> THE PROBLEM
Please update the data starting at the line containing "precipitate (130, 160, 146, 176)" and ending at the line containing "List UI elements", replacing "micrograph-label" with "image-label" and leaving everything else unchanged.

> MATERIAL FOR THIS EXERCISE
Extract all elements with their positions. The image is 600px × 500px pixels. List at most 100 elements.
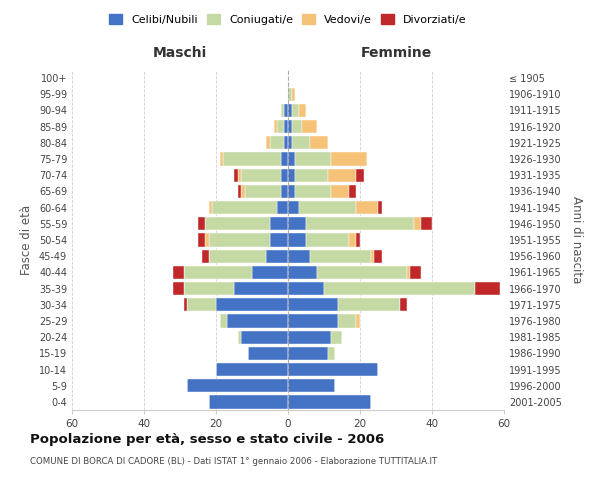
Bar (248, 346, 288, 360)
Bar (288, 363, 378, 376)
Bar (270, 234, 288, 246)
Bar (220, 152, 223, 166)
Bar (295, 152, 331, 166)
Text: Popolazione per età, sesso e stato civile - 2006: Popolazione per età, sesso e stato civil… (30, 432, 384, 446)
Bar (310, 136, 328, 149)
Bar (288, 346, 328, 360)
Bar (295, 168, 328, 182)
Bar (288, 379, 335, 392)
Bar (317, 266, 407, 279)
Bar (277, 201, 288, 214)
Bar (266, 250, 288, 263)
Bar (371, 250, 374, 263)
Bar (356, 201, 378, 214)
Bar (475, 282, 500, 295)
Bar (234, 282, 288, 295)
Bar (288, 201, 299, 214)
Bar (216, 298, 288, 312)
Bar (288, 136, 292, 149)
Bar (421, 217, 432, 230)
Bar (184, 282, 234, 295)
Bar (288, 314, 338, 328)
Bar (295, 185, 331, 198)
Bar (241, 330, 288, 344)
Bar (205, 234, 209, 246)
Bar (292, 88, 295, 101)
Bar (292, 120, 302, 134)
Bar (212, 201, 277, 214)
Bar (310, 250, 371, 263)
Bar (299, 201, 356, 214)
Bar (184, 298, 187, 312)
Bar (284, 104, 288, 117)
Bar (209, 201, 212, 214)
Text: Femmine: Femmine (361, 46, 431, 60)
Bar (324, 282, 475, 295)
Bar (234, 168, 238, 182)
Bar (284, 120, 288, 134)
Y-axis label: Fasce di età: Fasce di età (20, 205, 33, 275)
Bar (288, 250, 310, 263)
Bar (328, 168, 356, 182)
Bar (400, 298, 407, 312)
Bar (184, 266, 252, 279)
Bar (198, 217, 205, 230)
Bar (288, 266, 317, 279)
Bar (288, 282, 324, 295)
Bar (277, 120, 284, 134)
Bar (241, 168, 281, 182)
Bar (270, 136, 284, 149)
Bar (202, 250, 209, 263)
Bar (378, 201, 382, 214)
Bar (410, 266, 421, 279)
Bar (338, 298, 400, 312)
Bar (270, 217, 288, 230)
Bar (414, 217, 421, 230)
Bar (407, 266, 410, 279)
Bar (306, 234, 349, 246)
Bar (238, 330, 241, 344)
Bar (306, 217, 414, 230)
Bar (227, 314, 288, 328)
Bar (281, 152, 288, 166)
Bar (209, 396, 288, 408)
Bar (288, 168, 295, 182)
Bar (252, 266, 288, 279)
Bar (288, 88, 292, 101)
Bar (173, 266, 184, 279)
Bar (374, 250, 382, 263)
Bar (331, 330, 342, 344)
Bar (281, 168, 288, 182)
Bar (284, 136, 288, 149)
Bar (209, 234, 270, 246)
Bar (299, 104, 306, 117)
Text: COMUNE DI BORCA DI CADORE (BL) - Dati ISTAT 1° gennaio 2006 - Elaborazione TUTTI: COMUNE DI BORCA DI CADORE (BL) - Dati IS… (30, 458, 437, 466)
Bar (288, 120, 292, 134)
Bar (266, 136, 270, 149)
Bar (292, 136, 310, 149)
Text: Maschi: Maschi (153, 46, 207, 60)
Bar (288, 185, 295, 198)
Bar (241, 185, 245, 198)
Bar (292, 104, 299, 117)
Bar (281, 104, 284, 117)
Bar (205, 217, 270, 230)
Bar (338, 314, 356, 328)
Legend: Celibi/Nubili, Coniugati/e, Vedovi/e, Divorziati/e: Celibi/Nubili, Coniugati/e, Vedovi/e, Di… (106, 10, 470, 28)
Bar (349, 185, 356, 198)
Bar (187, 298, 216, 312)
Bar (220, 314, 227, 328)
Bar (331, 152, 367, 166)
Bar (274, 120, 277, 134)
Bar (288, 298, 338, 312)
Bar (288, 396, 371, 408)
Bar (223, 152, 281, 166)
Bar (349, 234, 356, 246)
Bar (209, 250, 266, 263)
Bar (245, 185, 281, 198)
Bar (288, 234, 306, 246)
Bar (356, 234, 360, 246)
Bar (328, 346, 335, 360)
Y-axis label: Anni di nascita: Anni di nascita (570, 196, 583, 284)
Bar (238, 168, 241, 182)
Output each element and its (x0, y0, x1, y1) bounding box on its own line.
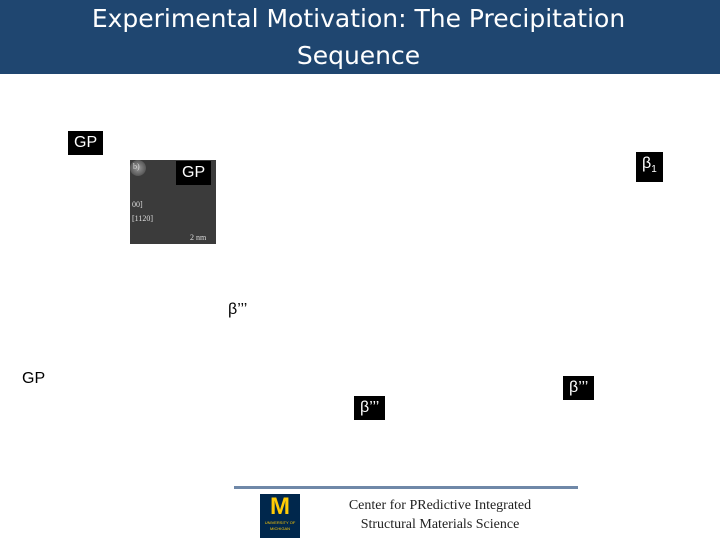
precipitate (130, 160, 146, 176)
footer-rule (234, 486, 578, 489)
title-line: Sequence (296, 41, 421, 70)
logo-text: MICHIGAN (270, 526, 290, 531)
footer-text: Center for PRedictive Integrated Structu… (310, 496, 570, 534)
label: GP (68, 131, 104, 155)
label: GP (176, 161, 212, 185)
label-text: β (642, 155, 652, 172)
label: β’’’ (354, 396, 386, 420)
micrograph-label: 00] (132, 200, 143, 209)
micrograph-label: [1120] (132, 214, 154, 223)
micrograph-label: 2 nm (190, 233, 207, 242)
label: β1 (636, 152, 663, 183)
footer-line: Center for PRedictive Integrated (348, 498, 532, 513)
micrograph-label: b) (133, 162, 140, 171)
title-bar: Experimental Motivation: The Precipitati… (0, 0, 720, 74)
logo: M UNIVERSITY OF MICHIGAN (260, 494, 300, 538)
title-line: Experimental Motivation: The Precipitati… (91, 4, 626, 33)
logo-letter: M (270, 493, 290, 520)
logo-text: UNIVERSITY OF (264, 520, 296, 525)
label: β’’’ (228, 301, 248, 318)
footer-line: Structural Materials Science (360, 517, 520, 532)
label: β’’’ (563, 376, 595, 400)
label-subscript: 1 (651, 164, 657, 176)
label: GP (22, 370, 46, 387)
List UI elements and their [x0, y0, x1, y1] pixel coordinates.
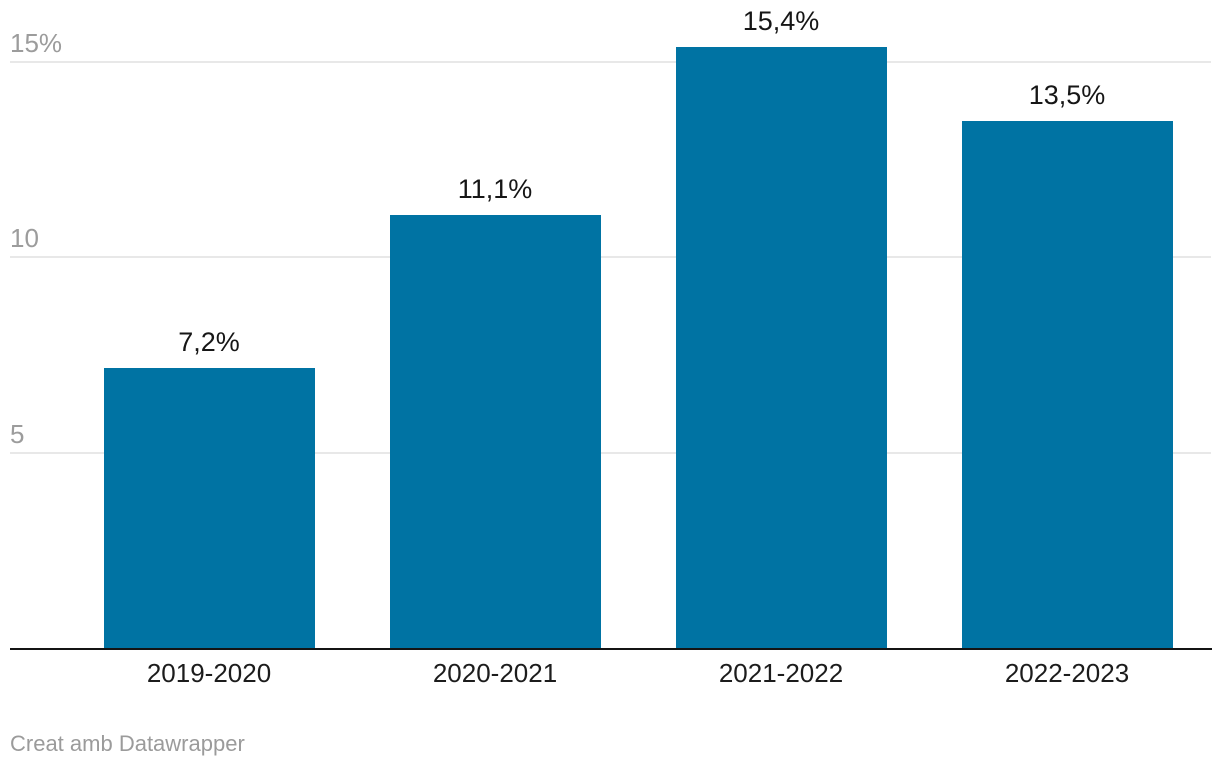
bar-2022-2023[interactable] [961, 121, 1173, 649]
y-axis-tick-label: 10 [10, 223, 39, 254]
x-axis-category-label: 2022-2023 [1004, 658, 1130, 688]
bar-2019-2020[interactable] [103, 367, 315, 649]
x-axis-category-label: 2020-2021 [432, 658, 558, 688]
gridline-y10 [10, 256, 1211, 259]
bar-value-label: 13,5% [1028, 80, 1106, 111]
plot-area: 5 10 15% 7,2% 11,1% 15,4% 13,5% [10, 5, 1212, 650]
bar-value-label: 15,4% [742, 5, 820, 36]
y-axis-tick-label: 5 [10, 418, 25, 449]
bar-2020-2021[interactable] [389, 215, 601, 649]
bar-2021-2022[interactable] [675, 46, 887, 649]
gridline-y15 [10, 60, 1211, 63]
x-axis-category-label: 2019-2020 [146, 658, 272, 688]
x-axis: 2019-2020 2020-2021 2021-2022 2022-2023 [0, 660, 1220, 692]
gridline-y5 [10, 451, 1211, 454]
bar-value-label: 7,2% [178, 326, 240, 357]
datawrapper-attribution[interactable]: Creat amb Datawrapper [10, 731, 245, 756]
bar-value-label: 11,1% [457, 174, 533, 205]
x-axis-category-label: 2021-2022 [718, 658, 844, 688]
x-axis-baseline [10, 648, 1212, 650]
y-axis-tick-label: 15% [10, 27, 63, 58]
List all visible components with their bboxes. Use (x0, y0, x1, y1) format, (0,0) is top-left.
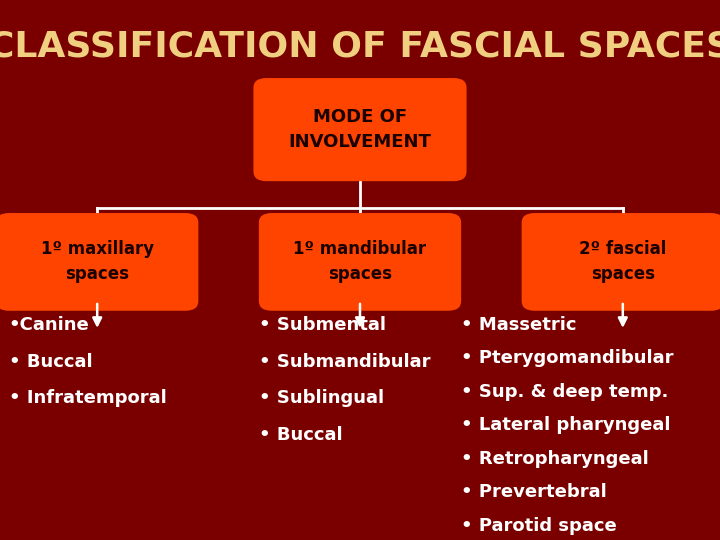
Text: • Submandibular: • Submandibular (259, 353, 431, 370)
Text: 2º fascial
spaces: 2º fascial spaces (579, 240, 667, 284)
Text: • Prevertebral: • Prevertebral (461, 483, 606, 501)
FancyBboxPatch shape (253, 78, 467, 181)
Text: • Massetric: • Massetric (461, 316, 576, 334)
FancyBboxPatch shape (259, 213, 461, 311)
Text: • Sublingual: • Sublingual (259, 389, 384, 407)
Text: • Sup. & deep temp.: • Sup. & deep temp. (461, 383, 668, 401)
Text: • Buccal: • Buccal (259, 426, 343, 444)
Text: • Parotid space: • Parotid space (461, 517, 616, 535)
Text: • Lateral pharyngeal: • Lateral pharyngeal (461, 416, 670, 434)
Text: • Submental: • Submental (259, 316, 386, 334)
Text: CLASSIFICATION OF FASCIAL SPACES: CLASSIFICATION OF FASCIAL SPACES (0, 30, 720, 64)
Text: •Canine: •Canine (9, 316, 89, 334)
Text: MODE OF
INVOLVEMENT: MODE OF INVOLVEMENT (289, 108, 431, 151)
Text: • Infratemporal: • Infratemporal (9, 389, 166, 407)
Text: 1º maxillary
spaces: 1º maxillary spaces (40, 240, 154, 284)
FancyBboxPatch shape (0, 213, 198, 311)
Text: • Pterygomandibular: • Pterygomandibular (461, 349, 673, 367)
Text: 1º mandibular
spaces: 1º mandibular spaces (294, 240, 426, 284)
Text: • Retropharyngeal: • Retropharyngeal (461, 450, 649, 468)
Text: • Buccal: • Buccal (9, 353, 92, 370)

> SOLUTION TO THE EXERCISE
precipitate (130, 160, 146, 176)
footer-rule (234, 486, 578, 489)
title-line: Sequence (296, 41, 421, 70)
logo-text: MICHIGAN (270, 526, 290, 531)
footer-text: Center for PRedictive Integrated Structu… (310, 496, 570, 534)
label: GP (68, 131, 104, 155)
label: GP (176, 161, 212, 185)
label-text: β (642, 155, 652, 172)
label: β’’’ (354, 396, 386, 420)
image-label: 00] (132, 200, 143, 209)
image-label: [1120] (132, 214, 154, 223)
image-label: 2 nm (190, 233, 207, 242)
label: β1 (636, 152, 663, 183)
footer-line: Center for PRedictive Integrated (348, 498, 532, 513)
image-label: b) (133, 162, 140, 171)
title-bar: Experimental Motivation: The Precipitati… (0, 0, 720, 74)
logo: M UNIVERSITY OF MICHIGAN (260, 494, 300, 538)
title-line: Experimental Motivation: The Precipitati… (91, 4, 626, 33)
logo-letter: M (270, 493, 290, 520)
logo-text: UNIVERSITY OF (264, 520, 296, 525)
label: β’’’ (228, 301, 248, 318)
footer-line: Structural Materials Science (360, 517, 520, 532)
label: β’’’ (563, 376, 595, 400)
label-subscript: 1 (651, 164, 657, 176)
label: GP (22, 370, 46, 387)
List UI elements and their [x0, y0, x1, y1] pixel coordinates.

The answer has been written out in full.